RECORDS FOR THIS TASK =

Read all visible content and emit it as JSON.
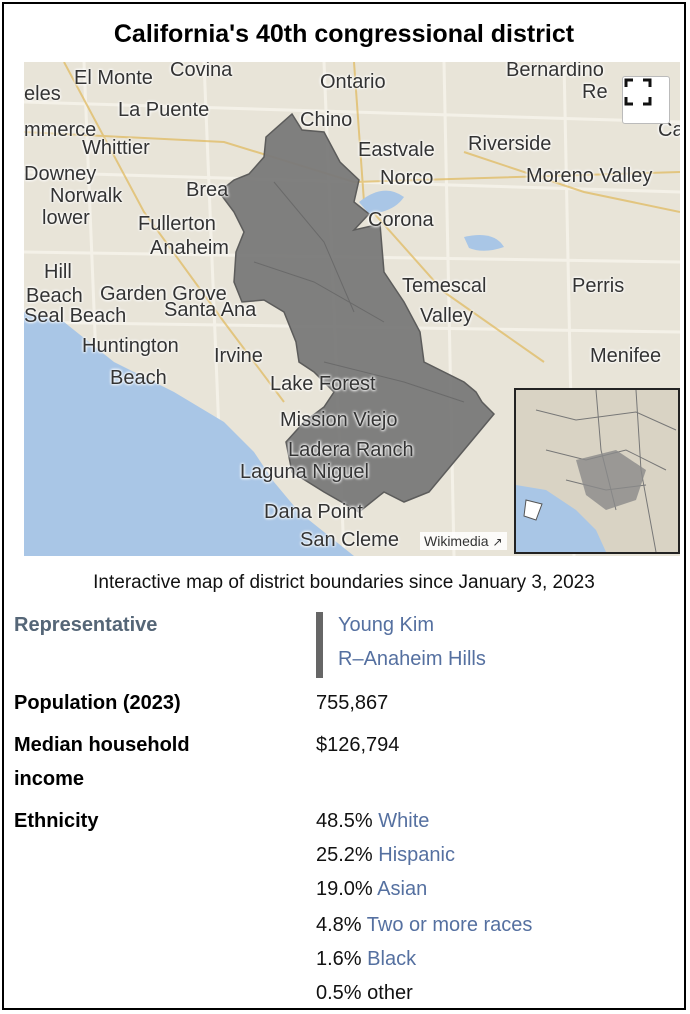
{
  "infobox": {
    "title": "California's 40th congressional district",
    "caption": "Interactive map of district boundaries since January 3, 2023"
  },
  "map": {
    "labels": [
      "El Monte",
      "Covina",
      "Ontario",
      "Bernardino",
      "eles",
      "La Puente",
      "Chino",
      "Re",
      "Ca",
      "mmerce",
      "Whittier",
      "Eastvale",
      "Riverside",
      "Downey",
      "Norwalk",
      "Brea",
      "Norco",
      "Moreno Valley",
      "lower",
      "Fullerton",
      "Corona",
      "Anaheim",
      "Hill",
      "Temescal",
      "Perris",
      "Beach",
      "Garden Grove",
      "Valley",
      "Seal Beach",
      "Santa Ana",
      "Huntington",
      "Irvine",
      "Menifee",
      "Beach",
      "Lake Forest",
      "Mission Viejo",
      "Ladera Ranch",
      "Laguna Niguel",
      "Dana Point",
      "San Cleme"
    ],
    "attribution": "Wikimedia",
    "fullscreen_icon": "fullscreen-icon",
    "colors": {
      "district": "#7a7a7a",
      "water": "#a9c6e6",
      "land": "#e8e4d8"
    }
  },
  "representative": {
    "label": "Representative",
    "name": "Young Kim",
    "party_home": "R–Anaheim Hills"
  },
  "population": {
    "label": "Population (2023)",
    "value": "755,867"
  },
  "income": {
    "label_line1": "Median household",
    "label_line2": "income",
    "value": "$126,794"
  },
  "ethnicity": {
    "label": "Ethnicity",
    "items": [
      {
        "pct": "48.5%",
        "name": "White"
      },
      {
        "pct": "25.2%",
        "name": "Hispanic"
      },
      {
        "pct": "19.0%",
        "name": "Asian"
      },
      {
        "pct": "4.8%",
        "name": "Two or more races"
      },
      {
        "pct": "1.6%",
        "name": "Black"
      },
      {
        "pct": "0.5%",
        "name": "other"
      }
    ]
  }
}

WHAT THE EXERCISE ASKS = Write out the material above again, word for word, minus its pictures.

OUTPUT =
Read all visible content and emit it as JSON.
{
  "infobox": {
    "title": "California's 40th congressional district",
    "caption": "Interactive map of district boundaries since January 3, 2023"
  },
  "map": {
    "labels": [
      "El Monte",
      "Covina",
      "Ontario",
      "Bernardino",
      "eles",
      "La Puente",
      "Chino",
      "Re",
      "Ca",
      "mmerce",
      "Whittier",
      "Eastvale",
      "Riverside",
      "Downey",
      "Norwalk",
      "Brea",
      "Norco",
      "Moreno Valley",
      "lower",
      "Fullerton",
      "Corona",
      "Anaheim",
      "Hill",
      "Temescal",
      "Perris",
      "Beach",
      "Garden Grove",
      "Valley",
      "Seal Beach",
      "Santa Ana",
      "Huntington",
      "Irvine",
      "Menifee",
      "Beach",
      "Lake Forest",
      "Mission Viejo",
      "Ladera Ranch",
      "Laguna Niguel",
      "Dana Point",
      "San Cleme"
    ],
    "attribution": "Wikimedia",
    "fullscreen_icon": "fullscreen-icon",
    "colors": {
      "district": "#7a7a7a",
      "water": "#a9c6e6",
      "land": "#e8e4d8"
    }
  },
  "representative": {
    "label": "Representative",
    "name": "Young Kim",
    "party_home": "R–Anaheim Hills"
  },
  "population": {
    "label": "Population (2023)",
    "value": "755,867"
  },
  "income": {
    "label_line1": "Median household",
    "label_line2": "income",
    "value": "$126,794"
  },
  "ethnicity": {
    "label": "Ethnicity",
    "items": [
      {
        "pct": "48.5%",
        "name": "White"
      },
      {
        "pct": "25.2%",
        "name": "Hispanic"
      },
      {
        "pct": "19.0%",
        "name": "Asian"
      },
      {
        "pct": "4.8%",
        "name": "Two or more races"
      },
      {
        "pct": "1.6%",
        "name": "Black"
      },
      {
        "pct": "0.5%",
        "name": "other"
      }
    ]
  }
}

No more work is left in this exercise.